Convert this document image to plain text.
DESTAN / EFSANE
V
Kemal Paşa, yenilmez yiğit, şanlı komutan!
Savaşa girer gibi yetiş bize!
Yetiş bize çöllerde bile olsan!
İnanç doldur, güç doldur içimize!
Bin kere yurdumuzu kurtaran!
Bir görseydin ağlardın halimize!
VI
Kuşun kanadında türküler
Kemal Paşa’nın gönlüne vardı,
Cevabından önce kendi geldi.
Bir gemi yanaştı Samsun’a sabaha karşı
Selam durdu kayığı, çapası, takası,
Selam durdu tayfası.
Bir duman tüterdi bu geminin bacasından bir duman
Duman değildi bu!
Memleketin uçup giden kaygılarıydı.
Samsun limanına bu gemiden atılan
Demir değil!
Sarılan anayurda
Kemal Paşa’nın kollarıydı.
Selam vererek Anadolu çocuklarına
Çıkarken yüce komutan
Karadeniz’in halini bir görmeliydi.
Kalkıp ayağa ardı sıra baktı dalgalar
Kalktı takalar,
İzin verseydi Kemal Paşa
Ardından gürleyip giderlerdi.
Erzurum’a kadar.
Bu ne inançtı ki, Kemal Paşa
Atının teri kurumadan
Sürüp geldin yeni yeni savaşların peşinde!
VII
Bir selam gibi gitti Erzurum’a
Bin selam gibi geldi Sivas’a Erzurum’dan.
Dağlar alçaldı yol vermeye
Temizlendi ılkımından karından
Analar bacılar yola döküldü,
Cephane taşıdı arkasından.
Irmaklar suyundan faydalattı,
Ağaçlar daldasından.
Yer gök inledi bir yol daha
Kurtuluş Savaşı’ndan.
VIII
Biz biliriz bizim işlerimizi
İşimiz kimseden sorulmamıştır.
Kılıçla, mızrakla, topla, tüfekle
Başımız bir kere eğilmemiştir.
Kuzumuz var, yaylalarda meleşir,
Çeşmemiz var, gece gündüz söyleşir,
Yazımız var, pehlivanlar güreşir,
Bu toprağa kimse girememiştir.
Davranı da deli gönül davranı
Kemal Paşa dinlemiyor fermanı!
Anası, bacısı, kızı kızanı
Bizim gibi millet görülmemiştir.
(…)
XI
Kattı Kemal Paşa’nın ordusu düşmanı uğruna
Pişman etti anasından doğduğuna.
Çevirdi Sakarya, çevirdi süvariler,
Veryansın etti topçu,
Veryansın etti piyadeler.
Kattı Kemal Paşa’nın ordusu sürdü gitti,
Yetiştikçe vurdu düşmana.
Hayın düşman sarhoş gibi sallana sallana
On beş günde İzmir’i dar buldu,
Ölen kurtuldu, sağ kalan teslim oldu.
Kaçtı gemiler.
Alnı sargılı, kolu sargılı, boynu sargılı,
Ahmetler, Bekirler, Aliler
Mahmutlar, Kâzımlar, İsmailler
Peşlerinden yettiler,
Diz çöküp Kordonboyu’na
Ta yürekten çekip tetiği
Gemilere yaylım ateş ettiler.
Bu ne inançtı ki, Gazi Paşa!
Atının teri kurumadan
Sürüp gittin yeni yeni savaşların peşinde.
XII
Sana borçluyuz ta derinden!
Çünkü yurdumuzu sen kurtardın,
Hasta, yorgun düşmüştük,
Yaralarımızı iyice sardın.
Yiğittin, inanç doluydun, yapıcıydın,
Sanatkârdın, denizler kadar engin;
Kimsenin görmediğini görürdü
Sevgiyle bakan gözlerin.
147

════════════════

◆ **Problem**:
Extract all of the material exactly as it is written.

◆ **Output of the exercise**:
Convert this document image to plain text.
DESTAN / EFSANE
V
Kemal Paşa, yenilmez yiğit, şanlı komutan!
Savaşa girer gibi yetiş bize!
Yetiş bize çöllerde bile olsan!
İnanç doldur, güç doldur içimize!
Bin kere yurdumuzu kurtaran!
Bir görseydin ağlardın halimize!
VI
Kuşun kanadında türküler
Kemal Paşa’nın gönlüne vardı,
Cevabından önce kendi geldi.
Bir gemi yanaştı Samsun’a sabaha karşı
Selam durdu kayığı, çapası, takası,
Selam durdu tayfası.
Bir duman tüterdi bu geminin bacasından bir duman
Duman değildi bu!
Memleketin uçup giden kaygılarıydı.
Samsun limanına bu gemiden atılan
Demir değil!
Sarılan anayurda
Kemal Paşa’nın kollarıydı.
Selam vererek Anadolu çocuklarına
Çıkarken yüce komutan
Karadeniz’in halini bir görmeliydi.
Kalkıp ayağa ardı sıra baktı dalgalar
Kalktı takalar,
İzin verseydi Kemal Paşa
Ardından gürleyip giderlerdi.
Erzurum’a kadar.
Bu ne inançtı ki, Kemal Paşa
Atının teri kurumadan
Sürüp geldin yeni yeni savaşların peşinde!
VII
Bir selam gibi gitti Erzurum’a
Bin selam gibi geldi Sivas’a Erzurum’dan.
Dağlar alçaldı yol vermeye
Temizlendi ılkımından karından
Analar bacılar yola döküldü,
Cephane taşıdı arkasından.
Irmaklar suyundan faydalattı,
Ağaçlar daldasından.
Yer gök inledi bir yol daha
Kurtuluş Savaşı’ndan.
VIII
Biz biliriz bizim işlerimizi
İşimiz kimseden sorulmamıştır.
Kılıçla, mızrakla, topla, tüfekle
Başımız bir kere eğilmemiştir.
Kuzumuz var, yaylalarda meleşir,
Çeşmemiz var, gece gündüz söyleşir,
Yazımız var, pehlivanlar güreşir,
Bu toprağa kimse girememiştir.
Davranı da deli gönül davranı
Kemal Paşa dinlemiyor fermanı!
Anası, bacısı, kızı kızanı
Bizim gibi millet görülmemiştir.
(…)
XI
Kattı Kemal Paşa’nın ordusu düşmanı uğruna
Pişman etti anasından doğduğuna.
Çevirdi Sakarya, çevirdi süvariler,
Veryansın etti topçu,
Veryansın etti piyadeler.
Kattı Kemal Paşa’nın ordusu sürdü gitti,
Yetiştikçe vurdu düşmana.
Hayın düşman sarhoş gibi sallana sallana
On beş günde İzmir’i dar buldu,
Ölen kurtuldu, sağ kalan teslim oldu.
Kaçtı gemiler.
Alnı sargılı, kolu sargılı, boynu sargılı,
Ahmetler, Bekirler, Aliler
Mahmutlar, Kâzımlar, İsmailler
Peşlerinden yettiler,
Diz çöküp Kordonboyu’na
Ta yürekten çekip tetiği
Gemilere yaylım ateş ettiler.
Bu ne inançtı ki, Gazi Paşa!
Atının teri kurumadan
Sürüp gittin yeni yeni savaşların peşinde.
XII
Sana borçluyuz ta derinden!
Çünkü yurdumuzu sen kurtardın,
Hasta, yorgun düşmüştük,
Yaralarımızı iyice sardın.
Yiğittin, inanç doluydun, yapıcıydın,
Sanatkârdın, denizler kadar engin;
Kimsenin görmediğini görürdü
Sevgiyle bakan gözlerin.
147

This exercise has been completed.